• _DESCRIPTION OF THE TASK_
Select every line containing the word "uuole" from the material, and copy those lines.
──────────
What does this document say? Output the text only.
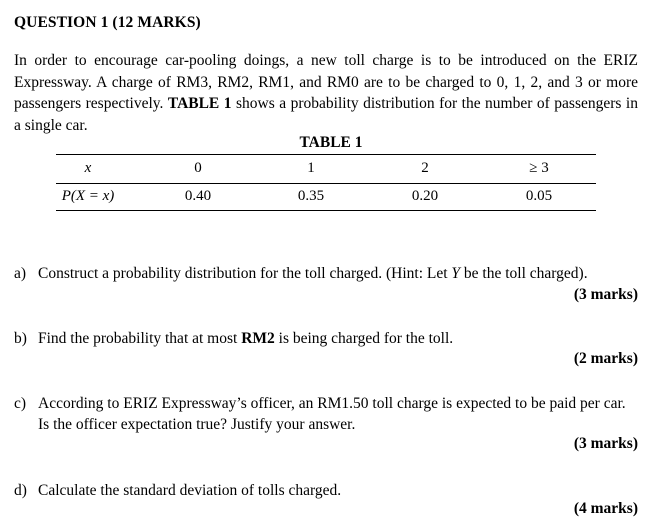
QUESTION 1 (12 MARKS)
In order to encourage car-pooling doings, a new toll charge is to be introduced on the ERIZ Expressway. A charge of RM3, RM2, RM1, and RM0 are to be charged to 0, 1, 2, and 3 or more passengers respectively. TABLE 1 shows a probability distribution for the number of passengers in a single car.
TABLE 1
x	0	1	2	≥ 3
P(X = x)	0.40	0.35	0.20	0.05
a) Construct a probability distribution for the toll charged. (Hint: Let Y be the toll charged).
(3 marks)
b) Find the probability that at most RM2 is being charged for the toll.
(2 marks)
c) According to ERIZ Expressway’s officer, an RM1.50 toll charge is expected to be paid per car. Is the officer expectation true? Justify your answer.
(3 marks)
d) Calculate the standard deviation of tolls charged.
(4 marks)
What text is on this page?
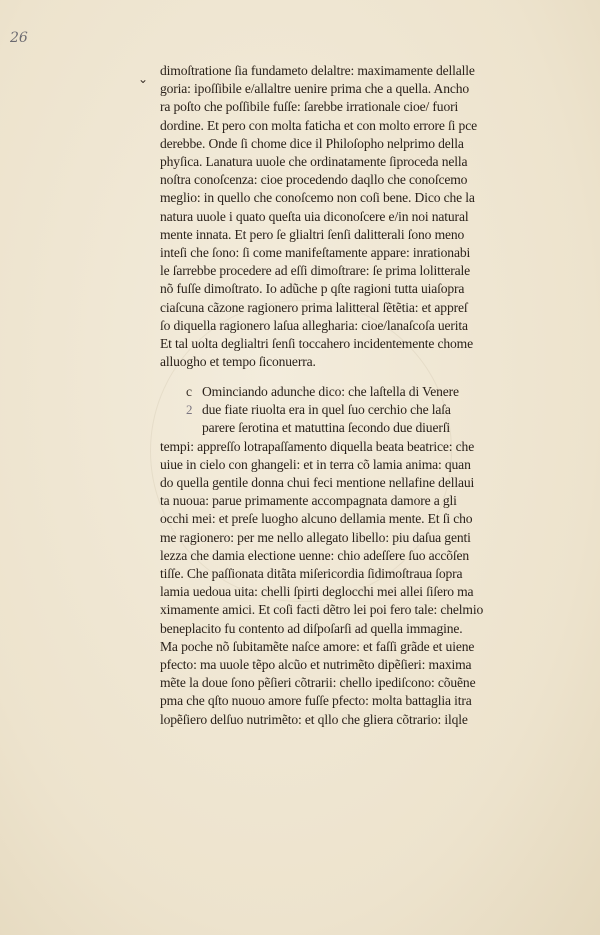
26
⌄
dimoſtratione ſia fundameto delaltre: maximamente dellalle
goria: ipoſſibile e/allaltre uenire prima che a quella. Ancho
ra poſto che poſſibile fuſſe: ſarebbe irrationale cioe/ fuori
dordine. Et pero con molta faticha et con molto errore ſi pce
derebbe. Onde ſi chome dice il Philoſopho nelprimo della
phyſica. Lanatura uuole che ordinatamente ſiproceda nella
noſtra conoſcenza: cioe procedendo daqllo che conoſcemo
meglio: in quello che conoſcemo non coſi bene. Dico che la
natura uuole i quato queſta uia diconoſcere e/in noi natural
mente innata. Et pero ſe glialtri ſenſi dalitterali ſono meno
inteſi che ſono: ſi come manifeſtamente appare: inrationabi
le ſarrebbe procedere ad eſſi dimoſtrare: ſe prima lolitterale
nõ fuſſe dimoſtrato. Io adũche p qſte ragioni tutta uiaſopra
ciaſcuna cãzone ragionero prima lalitteral ſẽtẽtia: et appreſ
ſo diquella ragionero laſua allegharia: cioe/lanaſcoſa uerita
Et tal uolta deglialtri ſenſi toccahero incidentemente chome
alluogho et tempo ſiconuerra.
c
2
Ominciando adunche dico: che laſtella di Venere
due fiate riuolta era in quel ſuo cerchio che laſa
parere ſerotina et matuttina ſecondo due diuerſi
tempi: appreſſo lotrapaſſamento diquella beata beatrice: che
uiue in cielo con ghangeli: et in terra cõ lamia anima: quan
do quella gentile donna chui feci mentione nellafine dellaui
ta nuoua: parue primamente accompagnata damore a gli
occhi mei: et preſe luogho alcuno dellamia mente. Et ſi cho
me ragionero: per me nello allegato libello: piu daſua genti
lezza che damia electione uenne: chio adeſſere ſuo accõſen
tiſſe. Che paſſionata ditãta miſericordia ſidimoſtraua ſopra
lamia uedoua uita: chelli ſpirti deglocchi mei allei ſiſero ma
ximamente amici. Et coſi facti dẽtro lei poi fero tale: chelmio
beneplacito fu contento ad diſpoſarſi ad quella immagine.
Ma poche nõ ſubitamẽte naſce amore: et faſſi grãde et uiene
pfecto: ma uuole tẽpo alcũo et nutrimẽto dipẽſieri: maxima
mẽte la doue ſono pẽſieri cõtrarii: chello ipediſcono: cõuẽne
pma che qſto nuouo amore fuſſe pfecto: molta battaglia itra
lopẽſiero delſuo nutrimẽto: et qllo che gliera cõtrario: ilqle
──────────
• _WORKED SOLUTION_
phyſica. Lanatura uuole che ordinatamente ſiproceda nella
natura uuole i quato queſta uia diconoſcere e/in noi natural
pfecto: ma uuole tẽpo alcũo et nutrimẽto dipẽſieri: maxima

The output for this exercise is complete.